> [Your objective]: Put every line of the records below into a numbered list, leaving out any blank lines.

> [Data shown]:
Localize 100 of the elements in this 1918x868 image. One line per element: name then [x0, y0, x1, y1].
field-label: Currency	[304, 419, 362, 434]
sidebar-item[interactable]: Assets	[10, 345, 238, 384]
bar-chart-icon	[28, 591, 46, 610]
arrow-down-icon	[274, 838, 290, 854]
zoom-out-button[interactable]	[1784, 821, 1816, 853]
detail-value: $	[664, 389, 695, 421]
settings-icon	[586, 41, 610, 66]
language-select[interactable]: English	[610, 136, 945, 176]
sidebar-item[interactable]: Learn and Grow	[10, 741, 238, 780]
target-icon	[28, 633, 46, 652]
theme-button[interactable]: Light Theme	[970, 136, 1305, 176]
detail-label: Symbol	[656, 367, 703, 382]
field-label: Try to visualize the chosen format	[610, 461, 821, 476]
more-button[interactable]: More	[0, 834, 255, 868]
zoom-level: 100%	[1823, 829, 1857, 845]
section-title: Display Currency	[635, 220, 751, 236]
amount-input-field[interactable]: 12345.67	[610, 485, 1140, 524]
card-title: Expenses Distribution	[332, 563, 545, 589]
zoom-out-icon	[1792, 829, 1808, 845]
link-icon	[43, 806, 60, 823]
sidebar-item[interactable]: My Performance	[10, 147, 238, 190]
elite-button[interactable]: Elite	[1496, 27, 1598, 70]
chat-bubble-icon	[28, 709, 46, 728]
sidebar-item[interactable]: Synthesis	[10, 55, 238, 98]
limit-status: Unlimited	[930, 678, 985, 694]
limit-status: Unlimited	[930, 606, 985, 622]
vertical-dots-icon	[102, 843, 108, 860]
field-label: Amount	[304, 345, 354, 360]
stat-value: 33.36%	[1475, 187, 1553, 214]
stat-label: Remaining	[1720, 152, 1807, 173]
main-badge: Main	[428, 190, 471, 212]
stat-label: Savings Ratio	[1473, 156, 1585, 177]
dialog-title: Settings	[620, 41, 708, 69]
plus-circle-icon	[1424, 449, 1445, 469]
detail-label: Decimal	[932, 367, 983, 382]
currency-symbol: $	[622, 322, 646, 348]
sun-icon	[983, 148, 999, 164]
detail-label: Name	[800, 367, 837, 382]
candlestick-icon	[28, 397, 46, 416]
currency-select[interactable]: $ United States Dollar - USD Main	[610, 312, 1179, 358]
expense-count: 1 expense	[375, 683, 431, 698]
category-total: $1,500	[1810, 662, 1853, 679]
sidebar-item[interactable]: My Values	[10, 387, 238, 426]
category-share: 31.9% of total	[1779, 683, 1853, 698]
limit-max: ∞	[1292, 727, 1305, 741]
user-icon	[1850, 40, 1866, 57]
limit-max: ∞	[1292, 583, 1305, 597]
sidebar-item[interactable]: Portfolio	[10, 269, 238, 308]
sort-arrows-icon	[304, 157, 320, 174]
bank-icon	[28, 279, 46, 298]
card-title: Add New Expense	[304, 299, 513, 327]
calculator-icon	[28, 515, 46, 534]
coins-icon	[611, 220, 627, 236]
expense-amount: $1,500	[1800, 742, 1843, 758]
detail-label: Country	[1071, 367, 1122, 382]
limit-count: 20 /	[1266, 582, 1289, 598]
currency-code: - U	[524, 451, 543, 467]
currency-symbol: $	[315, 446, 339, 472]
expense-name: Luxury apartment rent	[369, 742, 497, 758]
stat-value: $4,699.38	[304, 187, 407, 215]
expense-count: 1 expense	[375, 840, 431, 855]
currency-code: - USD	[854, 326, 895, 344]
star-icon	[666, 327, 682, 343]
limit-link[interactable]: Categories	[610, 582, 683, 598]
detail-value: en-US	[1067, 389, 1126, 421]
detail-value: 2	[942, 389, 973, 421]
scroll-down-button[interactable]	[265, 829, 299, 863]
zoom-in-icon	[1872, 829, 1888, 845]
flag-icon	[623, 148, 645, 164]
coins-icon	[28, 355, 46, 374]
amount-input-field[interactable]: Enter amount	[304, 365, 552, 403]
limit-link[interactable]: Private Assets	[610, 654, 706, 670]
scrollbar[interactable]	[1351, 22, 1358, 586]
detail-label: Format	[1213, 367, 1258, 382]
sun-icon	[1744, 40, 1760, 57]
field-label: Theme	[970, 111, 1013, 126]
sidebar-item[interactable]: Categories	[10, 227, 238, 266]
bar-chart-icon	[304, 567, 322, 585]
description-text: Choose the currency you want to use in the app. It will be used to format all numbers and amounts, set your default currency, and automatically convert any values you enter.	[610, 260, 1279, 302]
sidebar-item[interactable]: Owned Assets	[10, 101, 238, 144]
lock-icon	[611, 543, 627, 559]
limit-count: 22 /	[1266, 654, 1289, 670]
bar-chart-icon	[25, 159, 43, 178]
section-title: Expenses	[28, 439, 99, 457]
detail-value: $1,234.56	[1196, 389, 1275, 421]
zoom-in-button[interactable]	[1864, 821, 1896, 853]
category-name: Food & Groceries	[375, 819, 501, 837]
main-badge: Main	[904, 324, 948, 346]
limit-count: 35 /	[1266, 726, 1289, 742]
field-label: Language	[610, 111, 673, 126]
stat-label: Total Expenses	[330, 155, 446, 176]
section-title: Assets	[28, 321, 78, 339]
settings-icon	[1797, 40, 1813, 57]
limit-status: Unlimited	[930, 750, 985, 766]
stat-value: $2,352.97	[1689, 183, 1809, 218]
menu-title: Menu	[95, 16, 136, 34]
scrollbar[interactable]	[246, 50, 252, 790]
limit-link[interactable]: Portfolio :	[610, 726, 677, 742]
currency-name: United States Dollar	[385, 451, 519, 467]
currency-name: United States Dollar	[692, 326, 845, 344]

> [Correct result]:
1. Localize 100 of the elements in this 1918x868 image. One line per element: name then [x0, y0, x1, y1].
2. field-label: Currency	[304, 419, 362, 434]
3. sidebar-item[interactable]: Assets	[10, 345, 238, 384]
4. bar-chart-icon	[28, 591, 46, 610]
5. arrow-down-icon	[274, 838, 290, 854]
6. zoom-out-button[interactable]	[1784, 821, 1816, 853]
7. detail-value: $	[664, 389, 695, 421]
8. settings-icon	[586, 41, 610, 66]
9. language-select[interactable]: English	[610, 136, 945, 176]
10. sidebar-item[interactable]: Learn and Grow	[10, 741, 238, 780]
11. target-icon	[28, 633, 46, 652]
12. theme-button[interactable]: Light Theme	[970, 136, 1305, 176]
13. detail-label: Symbol	[656, 367, 703, 382]
14. field-label: Try to visualize the chosen format	[610, 461, 821, 476]
15. more-button[interactable]: More	[0, 834, 255, 868]
16. zoom-level: 100%	[1823, 829, 1857, 845]
17. section-title: Display Currency	[635, 220, 751, 236]
18. amount-input-field[interactable]: 12345.67	[610, 485, 1140, 524]
19. card-title: Expenses Distribution	[332, 563, 545, 589]
20. zoom-out-icon	[1792, 829, 1808, 845]
21. link-icon	[43, 806, 60, 823]
22. sidebar-item[interactable]: My Performance	[10, 147, 238, 190]
23. elite-button[interactable]: Elite	[1496, 27, 1598, 70]
24. chat-bubble-icon	[28, 709, 46, 728]
25. sidebar-item[interactable]: Synthesis	[10, 55, 238, 98]
26. limit-status: Unlimited	[930, 678, 985, 694]
27. limit-status: Unlimited	[930, 606, 985, 622]
28. vertical-dots-icon	[102, 843, 108, 860]
29. field-label: Amount	[304, 345, 354, 360]
30. stat-value: 33.36%	[1475, 187, 1553, 214]
31. stat-label: Remaining	[1720, 152, 1807, 173]
32. main-badge: Main	[428, 190, 471, 212]
33. stat-label: Savings Ratio	[1473, 156, 1585, 177]
34. dialog-title: Settings	[620, 41, 708, 69]
35. plus-circle-icon	[1424, 449, 1445, 469]
36. detail-label: Decimal	[932, 367, 983, 382]
37. currency-symbol: $	[622, 322, 646, 348]
38. sun-icon	[983, 148, 999, 164]
39. detail-label: Name	[800, 367, 837, 382]
40. candlestick-icon	[28, 397, 46, 416]
41. currency-select[interactable]: $ United States Dollar - USD Main	[610, 312, 1179, 358]
42. expense-count: 1 expense	[375, 683, 431, 698]
43. category-total: $1,500	[1810, 662, 1853, 679]
44. sidebar-item[interactable]: My Values	[10, 387, 238, 426]
45. category-share: 31.9% of total	[1779, 683, 1853, 698]
46. limit-max: ∞	[1292, 727, 1305, 741]
47. user-icon	[1850, 40, 1866, 57]
48. limit-max: ∞	[1292, 583, 1305, 597]
49. sidebar-item[interactable]: Portfolio	[10, 269, 238, 308]
50. sort-arrows-icon	[304, 157, 320, 174]
51. bank-icon	[28, 279, 46, 298]
52. card-title: Add New Expense	[304, 299, 513, 327]
53. calculator-icon	[28, 515, 46, 534]
54. coins-icon	[611, 220, 627, 236]
55. expense-amount: $1,500	[1800, 742, 1843, 758]
56. detail-label: Country	[1071, 367, 1122, 382]
57. limit-count: 20 /	[1266, 582, 1289, 598]
58. currency-code: - U	[524, 451, 543, 467]
59. currency-symbol: $	[315, 446, 339, 472]
60. expense-name: Luxury apartment rent	[369, 742, 497, 758]
61. stat-value: $4,699.38	[304, 187, 407, 215]
62. expense-count: 1 expense	[375, 840, 431, 855]
63. currency-code: - USD	[854, 326, 895, 344]
64. star-icon	[666, 327, 682, 343]
65. limit-link[interactable]: Categories	[610, 582, 683, 598]
66. detail-value: en-US	[1067, 389, 1126, 421]
67. detail-value: 2	[942, 389, 973, 421]
68. scroll-down-button[interactable]	[265, 829, 299, 863]
69. zoom-in-icon	[1872, 829, 1888, 845]
70. flag-icon	[623, 148, 645, 164]
71. coins-icon	[28, 355, 46, 374]
72. amount-input-field[interactable]: Enter amount	[304, 365, 552, 403]
73. limit-link[interactable]: Private Assets	[610, 654, 706, 670]
74. scrollbar[interactable]	[1351, 22, 1358, 586]
75. detail-label: Format	[1213, 367, 1258, 382]
76. sun-icon	[1744, 40, 1760, 57]
77. field-label: Theme	[970, 111, 1013, 126]
78. sidebar-item[interactable]: Categories	[10, 227, 238, 266]
79. bar-chart-icon	[304, 567, 322, 585]
80. description-text: Choose the currency you want to use in the app. It will be used to format all numbers and amounts, set your default currency, and automatically convert any values you enter.	[610, 260, 1279, 302]
81. sidebar-item[interactable]: Owned Assets	[10, 101, 238, 144]
82. lock-icon	[611, 543, 627, 559]
83. limit-count: 22 /	[1266, 654, 1289, 670]
84. bar-chart-icon	[25, 159, 43, 178]
85. section-title: Expenses	[28, 439, 99, 457]
86. detail-value: $1,234.56	[1196, 389, 1275, 421]
87. zoom-in-button[interactable]	[1864, 821, 1896, 853]
88. category-name: Food & Groceries	[375, 819, 501, 837]
89. main-badge: Main	[904, 324, 948, 346]
90. limit-count: 35 /	[1266, 726, 1289, 742]
91. field-label: Language	[610, 111, 673, 126]
92. stat-label: Total Expenses	[330, 155, 446, 176]
93. section-title: Assets	[28, 321, 78, 339]
94. settings-icon	[1797, 40, 1813, 57]
95. limit-status: Unlimited	[930, 750, 985, 766]
96. stat-value: $2,352.97	[1689, 183, 1809, 218]
97. menu-title: Menu	[95, 16, 136, 34]
98. scrollbar[interactable]	[246, 50, 252, 790]
99. limit-link[interactable]: Portfolio :	[610, 726, 677, 742]
100. currency-name: United States Dollar	[385, 451, 519, 467]
101. currency-name: United States Dollar	[692, 326, 845, 344]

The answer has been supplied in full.